WHAT IS BEING ASKED → Reproduce each line of the listing exactly.

(Dataset items)
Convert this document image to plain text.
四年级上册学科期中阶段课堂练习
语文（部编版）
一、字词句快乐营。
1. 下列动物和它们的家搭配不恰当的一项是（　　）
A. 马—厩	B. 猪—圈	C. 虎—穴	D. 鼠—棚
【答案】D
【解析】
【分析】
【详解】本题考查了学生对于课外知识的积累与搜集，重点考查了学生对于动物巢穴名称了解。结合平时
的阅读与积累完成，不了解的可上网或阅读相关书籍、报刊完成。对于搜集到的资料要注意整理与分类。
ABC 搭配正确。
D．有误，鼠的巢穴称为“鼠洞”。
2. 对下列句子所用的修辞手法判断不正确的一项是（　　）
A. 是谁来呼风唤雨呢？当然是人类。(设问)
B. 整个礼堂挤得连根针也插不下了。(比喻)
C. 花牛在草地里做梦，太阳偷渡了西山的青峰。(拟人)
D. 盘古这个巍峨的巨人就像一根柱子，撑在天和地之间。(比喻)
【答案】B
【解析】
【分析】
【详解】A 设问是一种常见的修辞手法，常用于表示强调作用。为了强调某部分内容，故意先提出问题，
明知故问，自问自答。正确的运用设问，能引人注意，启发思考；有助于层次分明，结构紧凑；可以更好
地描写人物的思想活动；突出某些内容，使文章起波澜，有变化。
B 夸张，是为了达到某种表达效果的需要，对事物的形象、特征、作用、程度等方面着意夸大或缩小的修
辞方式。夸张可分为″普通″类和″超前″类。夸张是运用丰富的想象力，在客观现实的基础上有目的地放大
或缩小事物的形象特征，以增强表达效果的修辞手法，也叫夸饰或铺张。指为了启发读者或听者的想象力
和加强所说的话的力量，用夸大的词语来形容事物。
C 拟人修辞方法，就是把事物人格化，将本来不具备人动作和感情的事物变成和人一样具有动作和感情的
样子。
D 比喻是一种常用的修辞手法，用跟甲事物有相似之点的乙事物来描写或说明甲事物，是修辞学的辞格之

COMPLETE RESPONSE →
Convert this document image to plain text.
四年级上册学科期中阶段课堂练习
语文（部编版）
一、字词句快乐营。
1. 下列动物和它们的家搭配不恰当的一项是（　　）
A. 马—厩	B. 猪—圈	C. 虎—穴	D. 鼠—棚
【答案】D
【解析】
【分析】
【详解】本题考查了学生对于课外知识的积累与搜集，重点考查了学生对于动物巢穴名称了解。结合平时
的阅读与积累完成，不了解的可上网或阅读相关书籍、报刊完成。对于搜集到的资料要注意整理与分类。
ABC 搭配正确。
D．有误，鼠的巢穴称为“鼠洞”。
2. 对下列句子所用的修辞手法判断不正确的一项是（　　）
A. 是谁来呼风唤雨呢？当然是人类。(设问)
B. 整个礼堂挤得连根针也插不下了。(比喻)
C. 花牛在草地里做梦，太阳偷渡了西山的青峰。(拟人)
D. 盘古这个巍峨的巨人就像一根柱子，撑在天和地之间。(比喻)
【答案】B
【解析】
【分析】
【详解】A 设问是一种常见的修辞手法，常用于表示强调作用。为了强调某部分内容，故意先提出问题，
明知故问，自问自答。正确的运用设问，能引人注意，启发思考；有助于层次分明，结构紧凑；可以更好
地描写人物的思想活动；突出某些内容，使文章起波澜，有变化。
B 夸张，是为了达到某种表达效果的需要，对事物的形象、特征、作用、程度等方面着意夸大或缩小的修
辞方式。夸张可分为″普通″类和″超前″类。夸张是运用丰富的想象力，在客观现实的基础上有目的地放大
或缩小事物的形象特征，以增强表达效果的修辞手法，也叫夸饰或铺张。指为了启发读者或听者的想象力
和加强所说的话的力量，用夸大的词语来形容事物。
C 拟人修辞方法，就是把事物人格化，将本来不具备人动作和感情的事物变成和人一样具有动作和感情的
样子。
D 比喻是一种常用的修辞手法，用跟甲事物有相似之点的乙事物来描写或说明甲事物，是修辞学的辞格之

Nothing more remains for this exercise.